- [Stated goal]:
Pull out each line of the data that includes the word "likes".

§

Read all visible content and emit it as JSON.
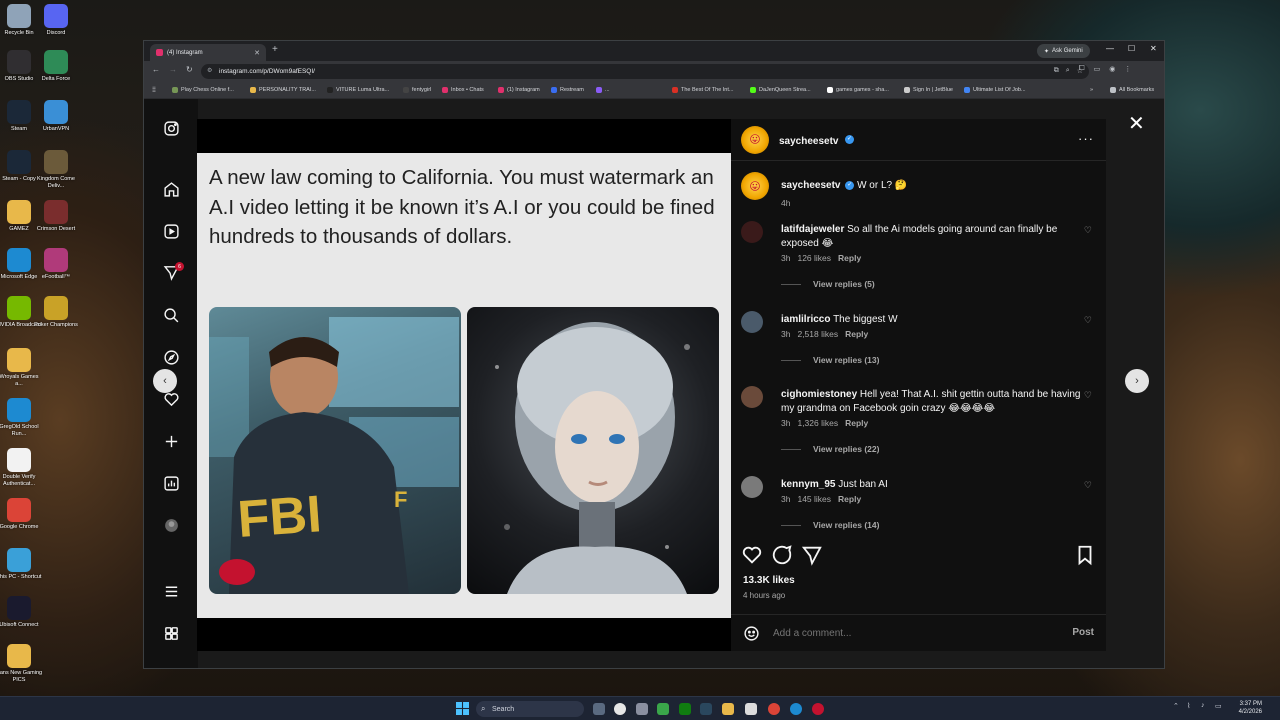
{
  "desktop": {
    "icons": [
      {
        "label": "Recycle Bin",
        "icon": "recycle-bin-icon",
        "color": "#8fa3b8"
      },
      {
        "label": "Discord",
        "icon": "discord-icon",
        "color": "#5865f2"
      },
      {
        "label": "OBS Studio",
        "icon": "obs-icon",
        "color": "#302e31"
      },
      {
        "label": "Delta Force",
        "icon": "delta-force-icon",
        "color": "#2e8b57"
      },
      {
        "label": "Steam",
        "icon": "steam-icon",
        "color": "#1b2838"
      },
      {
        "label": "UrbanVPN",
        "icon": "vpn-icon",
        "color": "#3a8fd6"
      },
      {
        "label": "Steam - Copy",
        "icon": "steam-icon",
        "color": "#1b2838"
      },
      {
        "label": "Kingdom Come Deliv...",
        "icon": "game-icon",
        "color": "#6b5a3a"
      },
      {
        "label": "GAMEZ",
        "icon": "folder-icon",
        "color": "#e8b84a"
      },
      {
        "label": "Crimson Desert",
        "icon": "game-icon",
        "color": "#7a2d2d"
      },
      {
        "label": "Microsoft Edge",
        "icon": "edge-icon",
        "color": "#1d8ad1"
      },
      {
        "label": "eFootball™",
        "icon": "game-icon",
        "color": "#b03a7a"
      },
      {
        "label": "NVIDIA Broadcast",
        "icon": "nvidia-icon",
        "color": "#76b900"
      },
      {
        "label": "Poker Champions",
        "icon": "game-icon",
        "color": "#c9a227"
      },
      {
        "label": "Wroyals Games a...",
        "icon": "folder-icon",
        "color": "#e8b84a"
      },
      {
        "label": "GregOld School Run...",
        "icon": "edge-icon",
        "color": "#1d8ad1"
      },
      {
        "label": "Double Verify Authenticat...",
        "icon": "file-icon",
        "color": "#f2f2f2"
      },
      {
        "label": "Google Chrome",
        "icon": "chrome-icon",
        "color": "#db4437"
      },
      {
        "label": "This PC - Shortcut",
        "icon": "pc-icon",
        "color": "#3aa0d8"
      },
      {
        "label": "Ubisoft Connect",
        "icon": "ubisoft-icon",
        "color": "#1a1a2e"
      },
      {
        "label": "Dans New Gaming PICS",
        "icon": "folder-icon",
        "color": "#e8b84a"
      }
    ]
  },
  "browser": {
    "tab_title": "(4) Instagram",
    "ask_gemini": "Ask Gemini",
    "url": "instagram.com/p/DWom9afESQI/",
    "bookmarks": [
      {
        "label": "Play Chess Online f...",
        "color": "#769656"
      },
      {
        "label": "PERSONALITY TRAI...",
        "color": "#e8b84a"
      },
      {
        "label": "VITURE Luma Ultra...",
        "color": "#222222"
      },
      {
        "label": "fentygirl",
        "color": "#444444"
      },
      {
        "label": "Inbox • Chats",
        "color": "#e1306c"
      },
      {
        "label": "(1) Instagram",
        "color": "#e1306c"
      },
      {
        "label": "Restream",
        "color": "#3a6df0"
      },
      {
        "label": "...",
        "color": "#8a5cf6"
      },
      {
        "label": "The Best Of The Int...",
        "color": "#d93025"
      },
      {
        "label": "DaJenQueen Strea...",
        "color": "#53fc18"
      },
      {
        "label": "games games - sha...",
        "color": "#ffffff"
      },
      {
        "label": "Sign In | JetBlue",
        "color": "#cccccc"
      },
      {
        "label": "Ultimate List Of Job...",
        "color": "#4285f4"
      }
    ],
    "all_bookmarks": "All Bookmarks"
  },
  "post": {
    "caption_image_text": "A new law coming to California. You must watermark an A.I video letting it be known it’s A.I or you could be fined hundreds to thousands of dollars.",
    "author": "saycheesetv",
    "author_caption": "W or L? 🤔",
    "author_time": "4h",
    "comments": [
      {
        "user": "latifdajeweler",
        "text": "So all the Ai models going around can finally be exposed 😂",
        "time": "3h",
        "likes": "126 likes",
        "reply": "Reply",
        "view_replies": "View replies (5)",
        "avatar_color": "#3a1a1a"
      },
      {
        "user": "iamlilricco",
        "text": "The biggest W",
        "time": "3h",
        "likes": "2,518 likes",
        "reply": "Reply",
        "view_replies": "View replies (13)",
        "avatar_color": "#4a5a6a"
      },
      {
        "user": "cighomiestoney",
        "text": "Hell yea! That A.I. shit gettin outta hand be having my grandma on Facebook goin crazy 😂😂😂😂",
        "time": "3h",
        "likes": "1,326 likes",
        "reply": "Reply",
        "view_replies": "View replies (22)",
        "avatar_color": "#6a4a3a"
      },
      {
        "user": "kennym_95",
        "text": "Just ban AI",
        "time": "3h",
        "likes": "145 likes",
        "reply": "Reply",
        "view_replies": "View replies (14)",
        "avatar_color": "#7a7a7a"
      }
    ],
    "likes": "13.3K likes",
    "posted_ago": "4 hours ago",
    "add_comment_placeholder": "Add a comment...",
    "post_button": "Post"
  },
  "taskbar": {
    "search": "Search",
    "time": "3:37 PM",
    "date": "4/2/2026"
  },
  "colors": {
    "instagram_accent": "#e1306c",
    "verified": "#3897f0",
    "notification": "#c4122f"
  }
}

§

- [Written response]:
        "likes": "126 likes",
        "likes": "2,518 likes",
        "likes": "1,326 likes",
        "likes": "145 likes",
    "likes": "13.3K likes",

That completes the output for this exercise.